#### What needs to be done:
The listing beneath should be written out in full, exactly as shown.

[START Raw records]

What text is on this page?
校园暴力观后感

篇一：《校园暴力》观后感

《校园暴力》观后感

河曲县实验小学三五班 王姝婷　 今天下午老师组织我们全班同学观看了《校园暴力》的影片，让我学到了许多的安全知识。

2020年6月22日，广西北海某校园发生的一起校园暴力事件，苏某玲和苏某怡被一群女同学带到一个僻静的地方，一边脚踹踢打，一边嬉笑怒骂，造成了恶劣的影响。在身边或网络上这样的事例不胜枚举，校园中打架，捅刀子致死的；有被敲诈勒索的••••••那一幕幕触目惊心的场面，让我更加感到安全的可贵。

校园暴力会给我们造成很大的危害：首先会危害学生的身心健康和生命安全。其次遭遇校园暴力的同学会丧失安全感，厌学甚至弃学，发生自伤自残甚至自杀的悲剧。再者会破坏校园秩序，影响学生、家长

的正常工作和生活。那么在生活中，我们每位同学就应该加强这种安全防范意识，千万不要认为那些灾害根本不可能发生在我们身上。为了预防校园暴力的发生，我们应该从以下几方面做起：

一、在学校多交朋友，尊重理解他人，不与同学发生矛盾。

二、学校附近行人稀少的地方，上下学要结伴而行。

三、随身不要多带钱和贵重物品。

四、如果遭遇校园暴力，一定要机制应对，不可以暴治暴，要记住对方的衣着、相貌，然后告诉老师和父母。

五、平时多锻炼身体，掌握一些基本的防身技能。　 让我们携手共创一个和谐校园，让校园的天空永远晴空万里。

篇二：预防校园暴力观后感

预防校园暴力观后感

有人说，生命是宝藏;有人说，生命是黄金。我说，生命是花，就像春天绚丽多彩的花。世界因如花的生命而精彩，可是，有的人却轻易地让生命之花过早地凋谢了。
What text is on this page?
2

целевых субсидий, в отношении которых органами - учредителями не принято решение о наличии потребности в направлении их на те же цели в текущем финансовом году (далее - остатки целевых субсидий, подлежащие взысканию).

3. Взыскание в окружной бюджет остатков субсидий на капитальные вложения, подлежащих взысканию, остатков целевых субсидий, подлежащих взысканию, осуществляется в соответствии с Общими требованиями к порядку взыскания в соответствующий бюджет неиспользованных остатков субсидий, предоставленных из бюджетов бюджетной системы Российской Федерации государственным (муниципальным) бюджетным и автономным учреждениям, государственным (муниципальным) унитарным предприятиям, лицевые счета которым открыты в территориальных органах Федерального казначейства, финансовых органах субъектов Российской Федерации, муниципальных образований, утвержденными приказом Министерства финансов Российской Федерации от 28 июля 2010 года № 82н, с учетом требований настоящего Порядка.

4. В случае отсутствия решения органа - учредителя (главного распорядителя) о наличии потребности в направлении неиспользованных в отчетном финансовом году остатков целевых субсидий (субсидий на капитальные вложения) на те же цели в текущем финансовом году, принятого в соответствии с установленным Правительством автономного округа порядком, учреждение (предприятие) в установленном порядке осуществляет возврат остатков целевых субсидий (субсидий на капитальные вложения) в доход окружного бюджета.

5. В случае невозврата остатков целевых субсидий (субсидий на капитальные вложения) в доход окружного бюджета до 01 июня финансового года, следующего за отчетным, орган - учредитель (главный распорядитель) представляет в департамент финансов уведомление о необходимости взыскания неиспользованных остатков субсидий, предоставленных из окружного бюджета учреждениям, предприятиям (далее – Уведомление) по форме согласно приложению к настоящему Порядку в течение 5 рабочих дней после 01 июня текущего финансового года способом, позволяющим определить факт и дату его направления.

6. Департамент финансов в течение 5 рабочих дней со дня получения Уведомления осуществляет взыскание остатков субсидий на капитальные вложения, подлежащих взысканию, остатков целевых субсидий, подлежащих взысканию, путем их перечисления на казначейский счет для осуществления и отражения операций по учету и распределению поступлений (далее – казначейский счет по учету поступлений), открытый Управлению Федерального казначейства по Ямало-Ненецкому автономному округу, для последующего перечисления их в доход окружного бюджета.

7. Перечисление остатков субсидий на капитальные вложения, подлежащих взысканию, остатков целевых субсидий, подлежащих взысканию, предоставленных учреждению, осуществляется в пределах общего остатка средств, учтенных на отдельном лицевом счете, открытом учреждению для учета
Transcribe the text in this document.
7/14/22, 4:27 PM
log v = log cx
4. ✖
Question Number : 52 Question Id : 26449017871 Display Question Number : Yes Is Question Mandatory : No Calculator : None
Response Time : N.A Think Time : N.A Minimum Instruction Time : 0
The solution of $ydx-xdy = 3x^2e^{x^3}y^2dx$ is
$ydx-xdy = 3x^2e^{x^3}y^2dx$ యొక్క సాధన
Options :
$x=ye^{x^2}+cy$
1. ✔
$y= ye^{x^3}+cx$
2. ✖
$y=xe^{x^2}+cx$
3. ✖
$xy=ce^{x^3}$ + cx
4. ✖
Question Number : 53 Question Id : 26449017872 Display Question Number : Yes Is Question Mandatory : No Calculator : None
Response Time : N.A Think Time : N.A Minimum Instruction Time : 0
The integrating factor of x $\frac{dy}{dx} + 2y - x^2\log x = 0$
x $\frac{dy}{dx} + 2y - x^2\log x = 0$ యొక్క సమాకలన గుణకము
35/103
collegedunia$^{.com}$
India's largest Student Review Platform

[END Raw records]

#### Response to this exercise:
What text is on this page?
校园暴力观后感

篇一：《校园暴力》观后感

《校园暴力》观后感

河曲县实验小学三五班 王姝婷　 今天下午老师组织我们全班同学观看了《校园暴力》的影片，让我学到了许多的安全知识。

2020年6月22日，广西北海某校园发生的一起校园暴力事件，苏某玲和苏某怡被一群女同学带到一个僻静的地方，一边脚踹踢打，一边嬉笑怒骂，造成了恶劣的影响。在身边或网络上这样的事例不胜枚举，校园中打架，捅刀子致死的；有被敲诈勒索的••••••那一幕幕触目惊心的场面，让我更加感到安全的可贵。

校园暴力会给我们造成很大的危害：首先会危害学生的身心健康和生命安全。其次遭遇校园暴力的同学会丧失安全感，厌学甚至弃学，发生自伤自残甚至自杀的悲剧。再者会破坏校园秩序，影响学生、家长

的正常工作和生活。那么在生活中，我们每位同学就应该加强这种安全防范意识，千万不要认为那些灾害根本不可能发生在我们身上。为了预防校园暴力的发生，我们应该从以下几方面做起：

一、在学校多交朋友，尊重理解他人，不与同学发生矛盾。

二、学校附近行人稀少的地方，上下学要结伴而行。

三、随身不要多带钱和贵重物品。

四、如果遭遇校园暴力，一定要机制应对，不可以暴治暴，要记住对方的衣着、相貌，然后告诉老师和父母。

五、平时多锻炼身体，掌握一些基本的防身技能。　 让我们携手共创一个和谐校园，让校园的天空永远晴空万里。

篇二：预防校园暴力观后感

预防校园暴力观后感

有人说，生命是宝藏;有人说，生命是黄金。我说，生命是花，就像春天绚丽多彩的花。世界因如花的生命而精彩，可是，有的人却轻易地让生命之花过早地凋谢了。
What text is on this page?
2

целевых субсидий, в отношении которых органами - учредителями не принято решение о наличии потребности в направлении их на те же цели в текущем финансовом году (далее - остатки целевых субсидий, подлежащие взысканию).

3. Взыскание в окружной бюджет остатков субсидий на капитальные вложения, подлежащих взысканию, остатков целевых субсидий, подлежащих взысканию, осуществляется в соответствии с Общими требованиями к порядку взыскания в соответствующий бюджет неиспользованных остатков субсидий, предоставленных из бюджетов бюджетной системы Российской Федерации государственным (муниципальным) бюджетным и автономным учреждениям, государственным (муниципальным) унитарным предприятиям, лицевые счета которым открыты в территориальных органах Федерального казначейства, финансовых органах субъектов Российской Федерации, муниципальных образований, утвержденными приказом Министерства финансов Российской Федерации от 28 июля 2010 года № 82н, с учетом требований настоящего Порядка.

4. В случае отсутствия решения органа - учредителя (главного распорядителя) о наличии потребности в направлении неиспользованных в отчетном финансовом году остатков целевых субсидий (субсидий на капитальные вложения) на те же цели в текущем финансовом году, принятого в соответствии с установленным Правительством автономного округа порядком, учреждение (предприятие) в установленном порядке осуществляет возврат остатков целевых субсидий (субсидий на капитальные вложения) в доход окружного бюджета.

5. В случае невозврата остатков целевых субсидий (субсидий на капитальные вложения) в доход окружного бюджета до 01 июня финансового года, следующего за отчетным, орган - учредитель (главный распорядитель) представляет в департамент финансов уведомление о необходимости взыскания неиспользованных остатков субсидий, предоставленных из окружного бюджета учреждениям, предприятиям (далее – Уведомление) по форме согласно приложению к настоящему Порядку в течение 5 рабочих дней после 01 июня текущего финансового года способом, позволяющим определить факт и дату его направления.

6. Департамент финансов в течение 5 рабочих дней со дня получения Уведомления осуществляет взыскание остатков субсидий на капитальные вложения, подлежащих взысканию, остатков целевых субсидий, подлежащих взысканию, путем их перечисления на казначейский счет для осуществления и отражения операций по учету и распределению поступлений (далее – казначейский счет по учету поступлений), открытый Управлению Федерального казначейства по Ямало-Ненецкому автономному округу, для последующего перечисления их в доход окружного бюджета.

7. Перечисление остатков субсидий на капитальные вложения, подлежащих взысканию, остатков целевых субсидий, подлежащих взысканию, предоставленных учреждению, осуществляется в пределах общего остатка средств, учтенных на отдельном лицевом счете, открытом учреждению для учета
Transcribe the text in this document.
7/14/22, 4:27 PM
log v = log cx
4. ✖
Question Number : 52 Question Id : 26449017871 Display Question Number : Yes Is Question Mandatory : No Calculator : None
Response Time : N.A Think Time : N.A Minimum Instruction Time : 0
The solution of $ydx-xdy = 3x^2e^{x^3}y^2dx$ is
$ydx-xdy = 3x^2e^{x^3}y^2dx$ యొక్క సాధన
Options :
$x=ye^{x^2}+cy$
1. ✔
$y= ye^{x^3}+cx$
2. ✖
$y=xe^{x^2}+cx$
3. ✖
$xy=ce^{x^3}$ + cx
4. ✖
Question Number : 53 Question Id : 26449017872 Display Question Number : Yes Is Question Mandatory : No Calculator : None
Response Time : N.A Think Time : N.A Minimum Instruction Time : 0
The integrating factor of x $\frac{dy}{dx} + 2y - x^2\log x = 0$
x $\frac{dy}{dx} + 2y - x^2\log x = 0$ యొక్క సమాకలన గుణకము
35/103
collegedunia$^{.com}$
India's largest Student Review Platform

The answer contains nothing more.